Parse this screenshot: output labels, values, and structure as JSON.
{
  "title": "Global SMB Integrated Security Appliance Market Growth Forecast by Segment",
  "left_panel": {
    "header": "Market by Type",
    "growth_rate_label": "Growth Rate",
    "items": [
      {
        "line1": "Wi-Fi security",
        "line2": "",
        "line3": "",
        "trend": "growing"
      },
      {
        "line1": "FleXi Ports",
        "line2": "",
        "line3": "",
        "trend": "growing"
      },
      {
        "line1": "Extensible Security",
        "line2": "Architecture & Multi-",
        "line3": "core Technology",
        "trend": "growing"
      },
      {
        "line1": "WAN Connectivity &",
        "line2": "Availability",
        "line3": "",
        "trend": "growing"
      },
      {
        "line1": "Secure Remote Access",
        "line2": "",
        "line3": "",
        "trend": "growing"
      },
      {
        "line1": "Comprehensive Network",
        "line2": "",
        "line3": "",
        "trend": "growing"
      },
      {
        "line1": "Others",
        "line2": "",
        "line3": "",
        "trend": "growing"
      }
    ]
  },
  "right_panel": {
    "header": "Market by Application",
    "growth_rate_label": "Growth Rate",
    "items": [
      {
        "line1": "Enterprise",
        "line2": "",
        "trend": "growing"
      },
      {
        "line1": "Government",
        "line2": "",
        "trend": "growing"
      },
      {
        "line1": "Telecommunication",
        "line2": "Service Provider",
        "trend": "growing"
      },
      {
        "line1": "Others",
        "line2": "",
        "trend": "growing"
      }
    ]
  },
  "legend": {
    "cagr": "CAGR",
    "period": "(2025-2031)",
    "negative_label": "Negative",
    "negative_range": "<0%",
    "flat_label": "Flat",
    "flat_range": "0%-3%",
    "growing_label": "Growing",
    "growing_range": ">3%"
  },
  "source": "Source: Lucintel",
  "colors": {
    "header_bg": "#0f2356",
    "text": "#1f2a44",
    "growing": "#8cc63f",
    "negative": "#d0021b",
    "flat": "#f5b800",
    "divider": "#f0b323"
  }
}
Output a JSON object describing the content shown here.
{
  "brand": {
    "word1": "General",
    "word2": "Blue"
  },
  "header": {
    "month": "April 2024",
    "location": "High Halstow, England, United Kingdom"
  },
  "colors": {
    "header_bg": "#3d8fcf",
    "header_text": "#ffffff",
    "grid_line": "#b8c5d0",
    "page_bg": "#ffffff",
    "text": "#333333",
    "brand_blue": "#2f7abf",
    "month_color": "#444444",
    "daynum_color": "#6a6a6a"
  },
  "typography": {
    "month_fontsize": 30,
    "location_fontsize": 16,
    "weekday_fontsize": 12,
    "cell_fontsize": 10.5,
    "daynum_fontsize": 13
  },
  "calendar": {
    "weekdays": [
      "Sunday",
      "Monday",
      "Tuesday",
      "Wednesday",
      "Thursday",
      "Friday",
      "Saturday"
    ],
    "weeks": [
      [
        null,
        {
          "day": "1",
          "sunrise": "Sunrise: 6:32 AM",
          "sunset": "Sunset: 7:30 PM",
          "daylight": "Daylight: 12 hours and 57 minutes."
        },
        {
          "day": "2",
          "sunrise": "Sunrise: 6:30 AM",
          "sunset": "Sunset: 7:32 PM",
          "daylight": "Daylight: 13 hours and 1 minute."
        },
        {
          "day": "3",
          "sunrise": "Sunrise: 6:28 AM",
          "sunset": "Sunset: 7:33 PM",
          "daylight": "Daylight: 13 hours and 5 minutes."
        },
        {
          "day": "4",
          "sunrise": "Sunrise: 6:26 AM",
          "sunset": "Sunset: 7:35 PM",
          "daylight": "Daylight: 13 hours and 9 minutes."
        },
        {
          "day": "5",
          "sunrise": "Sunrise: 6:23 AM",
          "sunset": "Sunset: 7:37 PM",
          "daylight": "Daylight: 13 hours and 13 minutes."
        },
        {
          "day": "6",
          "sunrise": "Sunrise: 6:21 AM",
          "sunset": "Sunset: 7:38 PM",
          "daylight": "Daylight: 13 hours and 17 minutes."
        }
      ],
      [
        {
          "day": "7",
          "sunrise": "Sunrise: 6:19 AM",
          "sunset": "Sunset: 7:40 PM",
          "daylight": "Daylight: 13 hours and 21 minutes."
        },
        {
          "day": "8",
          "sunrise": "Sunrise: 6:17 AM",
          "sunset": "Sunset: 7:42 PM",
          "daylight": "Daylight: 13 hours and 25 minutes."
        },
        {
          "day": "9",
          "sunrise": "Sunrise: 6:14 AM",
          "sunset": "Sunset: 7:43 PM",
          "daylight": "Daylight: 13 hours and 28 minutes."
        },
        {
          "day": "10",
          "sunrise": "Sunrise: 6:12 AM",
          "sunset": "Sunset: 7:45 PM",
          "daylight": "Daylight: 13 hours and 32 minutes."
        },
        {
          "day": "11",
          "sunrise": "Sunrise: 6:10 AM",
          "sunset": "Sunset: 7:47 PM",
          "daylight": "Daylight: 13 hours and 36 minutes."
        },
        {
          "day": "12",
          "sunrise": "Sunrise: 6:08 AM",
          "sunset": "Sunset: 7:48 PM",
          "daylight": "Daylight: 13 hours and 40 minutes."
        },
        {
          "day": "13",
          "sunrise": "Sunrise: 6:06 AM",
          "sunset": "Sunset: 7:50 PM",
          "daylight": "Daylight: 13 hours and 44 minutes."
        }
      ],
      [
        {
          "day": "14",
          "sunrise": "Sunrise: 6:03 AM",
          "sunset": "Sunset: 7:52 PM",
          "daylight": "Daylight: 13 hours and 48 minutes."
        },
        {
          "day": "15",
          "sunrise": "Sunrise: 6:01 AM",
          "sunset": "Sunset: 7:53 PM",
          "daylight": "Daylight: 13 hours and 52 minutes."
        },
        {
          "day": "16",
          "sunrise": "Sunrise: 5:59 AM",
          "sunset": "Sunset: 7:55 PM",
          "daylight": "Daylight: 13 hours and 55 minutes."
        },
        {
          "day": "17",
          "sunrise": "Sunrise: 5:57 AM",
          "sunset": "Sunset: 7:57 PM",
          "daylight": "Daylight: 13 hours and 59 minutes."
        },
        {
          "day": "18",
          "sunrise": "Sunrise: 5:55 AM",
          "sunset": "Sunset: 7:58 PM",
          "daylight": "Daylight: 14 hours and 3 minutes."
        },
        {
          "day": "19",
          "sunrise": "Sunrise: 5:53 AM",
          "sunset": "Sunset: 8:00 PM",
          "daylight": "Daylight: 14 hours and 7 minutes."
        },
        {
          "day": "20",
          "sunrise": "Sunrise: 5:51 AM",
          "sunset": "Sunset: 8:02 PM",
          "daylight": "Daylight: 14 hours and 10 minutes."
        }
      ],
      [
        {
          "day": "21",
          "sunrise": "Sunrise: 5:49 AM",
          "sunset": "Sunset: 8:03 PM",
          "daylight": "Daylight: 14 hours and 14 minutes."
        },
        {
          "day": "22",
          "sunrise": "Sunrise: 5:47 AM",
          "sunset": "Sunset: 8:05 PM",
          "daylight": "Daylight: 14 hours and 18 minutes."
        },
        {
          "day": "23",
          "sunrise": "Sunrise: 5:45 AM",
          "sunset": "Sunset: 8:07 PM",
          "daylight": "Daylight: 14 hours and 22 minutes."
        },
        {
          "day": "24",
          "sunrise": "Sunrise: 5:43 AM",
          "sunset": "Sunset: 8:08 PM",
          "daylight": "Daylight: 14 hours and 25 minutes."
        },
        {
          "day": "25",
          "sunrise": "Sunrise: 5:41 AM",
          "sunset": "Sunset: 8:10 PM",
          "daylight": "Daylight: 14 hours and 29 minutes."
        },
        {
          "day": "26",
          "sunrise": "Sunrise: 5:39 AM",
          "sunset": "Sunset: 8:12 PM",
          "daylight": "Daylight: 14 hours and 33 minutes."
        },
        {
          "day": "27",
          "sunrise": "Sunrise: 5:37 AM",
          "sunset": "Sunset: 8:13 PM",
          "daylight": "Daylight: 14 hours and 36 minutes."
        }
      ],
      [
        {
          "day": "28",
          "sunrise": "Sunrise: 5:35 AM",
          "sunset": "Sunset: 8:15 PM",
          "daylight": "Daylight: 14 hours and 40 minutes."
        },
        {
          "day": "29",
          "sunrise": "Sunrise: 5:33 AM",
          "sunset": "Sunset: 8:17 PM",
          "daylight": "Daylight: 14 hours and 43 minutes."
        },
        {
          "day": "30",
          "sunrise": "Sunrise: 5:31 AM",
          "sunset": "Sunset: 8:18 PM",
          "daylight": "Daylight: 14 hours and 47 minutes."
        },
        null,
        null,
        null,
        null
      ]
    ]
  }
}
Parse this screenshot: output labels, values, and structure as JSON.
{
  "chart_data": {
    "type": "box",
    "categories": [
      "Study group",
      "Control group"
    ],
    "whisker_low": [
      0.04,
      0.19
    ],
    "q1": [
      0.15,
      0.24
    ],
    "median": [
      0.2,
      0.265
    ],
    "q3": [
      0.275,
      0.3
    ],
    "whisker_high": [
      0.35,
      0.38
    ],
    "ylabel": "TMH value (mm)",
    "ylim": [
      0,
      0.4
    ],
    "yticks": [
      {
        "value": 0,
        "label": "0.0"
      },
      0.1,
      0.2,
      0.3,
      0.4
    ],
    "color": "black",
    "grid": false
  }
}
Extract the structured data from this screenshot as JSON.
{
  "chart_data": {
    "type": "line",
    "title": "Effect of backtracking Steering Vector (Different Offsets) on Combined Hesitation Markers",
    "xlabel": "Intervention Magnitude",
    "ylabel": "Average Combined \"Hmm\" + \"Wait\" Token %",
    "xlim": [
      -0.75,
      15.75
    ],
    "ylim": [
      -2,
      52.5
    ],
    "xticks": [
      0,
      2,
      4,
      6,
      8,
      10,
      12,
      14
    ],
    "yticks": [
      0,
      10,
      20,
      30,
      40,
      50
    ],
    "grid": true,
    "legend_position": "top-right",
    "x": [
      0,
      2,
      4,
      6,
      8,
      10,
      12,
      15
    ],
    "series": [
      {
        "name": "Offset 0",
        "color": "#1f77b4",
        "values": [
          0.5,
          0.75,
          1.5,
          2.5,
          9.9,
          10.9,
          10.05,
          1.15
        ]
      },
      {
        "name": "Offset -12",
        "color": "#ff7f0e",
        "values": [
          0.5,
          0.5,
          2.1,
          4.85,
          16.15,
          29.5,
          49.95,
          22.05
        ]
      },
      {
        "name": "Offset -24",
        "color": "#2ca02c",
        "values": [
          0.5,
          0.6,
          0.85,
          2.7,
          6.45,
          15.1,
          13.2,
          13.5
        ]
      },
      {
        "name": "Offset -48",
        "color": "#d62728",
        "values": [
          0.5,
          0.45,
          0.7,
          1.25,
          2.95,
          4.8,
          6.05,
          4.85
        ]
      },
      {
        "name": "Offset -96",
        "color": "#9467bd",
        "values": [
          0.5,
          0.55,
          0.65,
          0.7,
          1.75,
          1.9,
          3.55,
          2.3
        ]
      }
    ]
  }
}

> **EXERCISE DESCRIPTION**
Looking at the material above, count the lines that hold "ylabel" and give the total alone.

> **EXERCISE RESULT**
2